▽

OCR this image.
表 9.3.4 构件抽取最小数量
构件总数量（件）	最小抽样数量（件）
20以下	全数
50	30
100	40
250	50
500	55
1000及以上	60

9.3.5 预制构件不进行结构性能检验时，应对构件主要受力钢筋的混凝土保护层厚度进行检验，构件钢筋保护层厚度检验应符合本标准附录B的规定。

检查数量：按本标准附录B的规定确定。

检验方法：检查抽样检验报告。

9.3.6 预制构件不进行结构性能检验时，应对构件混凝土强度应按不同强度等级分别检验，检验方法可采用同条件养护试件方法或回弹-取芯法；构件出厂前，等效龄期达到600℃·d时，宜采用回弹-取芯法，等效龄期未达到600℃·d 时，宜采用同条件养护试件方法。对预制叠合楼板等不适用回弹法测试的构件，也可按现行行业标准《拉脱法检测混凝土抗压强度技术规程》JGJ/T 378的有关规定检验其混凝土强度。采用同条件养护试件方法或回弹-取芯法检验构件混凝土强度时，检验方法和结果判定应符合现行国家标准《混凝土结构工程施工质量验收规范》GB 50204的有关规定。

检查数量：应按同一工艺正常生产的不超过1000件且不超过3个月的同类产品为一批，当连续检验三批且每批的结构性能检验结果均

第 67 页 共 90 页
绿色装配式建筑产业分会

△

Give every line of the material again, exactly as it reads.

OCR this image.
表 9.3.4 构件抽取最小数量
构件总数量（件）	最小抽样数量（件）
20以下	全数
50	30
100	40
250	50
500	55
1000及以上	60

9.3.5 预制构件不进行结构性能检验时，应对构件主要受力钢筋的混凝土保护层厚度进行检验，构件钢筋保护层厚度检验应符合本标准附录B的规定。

检查数量：按本标准附录B的规定确定。

检验方法：检查抽样检验报告。

9.3.6 预制构件不进行结构性能检验时，应对构件混凝土强度应按不同强度等级分别检验，检验方法可采用同条件养护试件方法或回弹-取芯法；构件出厂前，等效龄期达到600℃·d时，宜采用回弹-取芯法，等效龄期未达到600℃·d 时，宜采用同条件养护试件方法。对预制叠合楼板等不适用回弹法测试的构件，也可按现行行业标准《拉脱法检测混凝土抗压强度技术规程》JGJ/T 378的有关规定检验其混凝土强度。采用同条件养护试件方法或回弹-取芯法检验构件混凝土强度时，检验方法和结果判定应符合现行国家标准《混凝土结构工程施工质量验收规范》GB 50204的有关规定。

检查数量：应按同一工艺正常生产的不超过1000件且不超过3个月的同类产品为一批，当连续检验三批且每批的结构性能检验结果均

第 67 页 共 90 页
绿色装配式建筑产业分会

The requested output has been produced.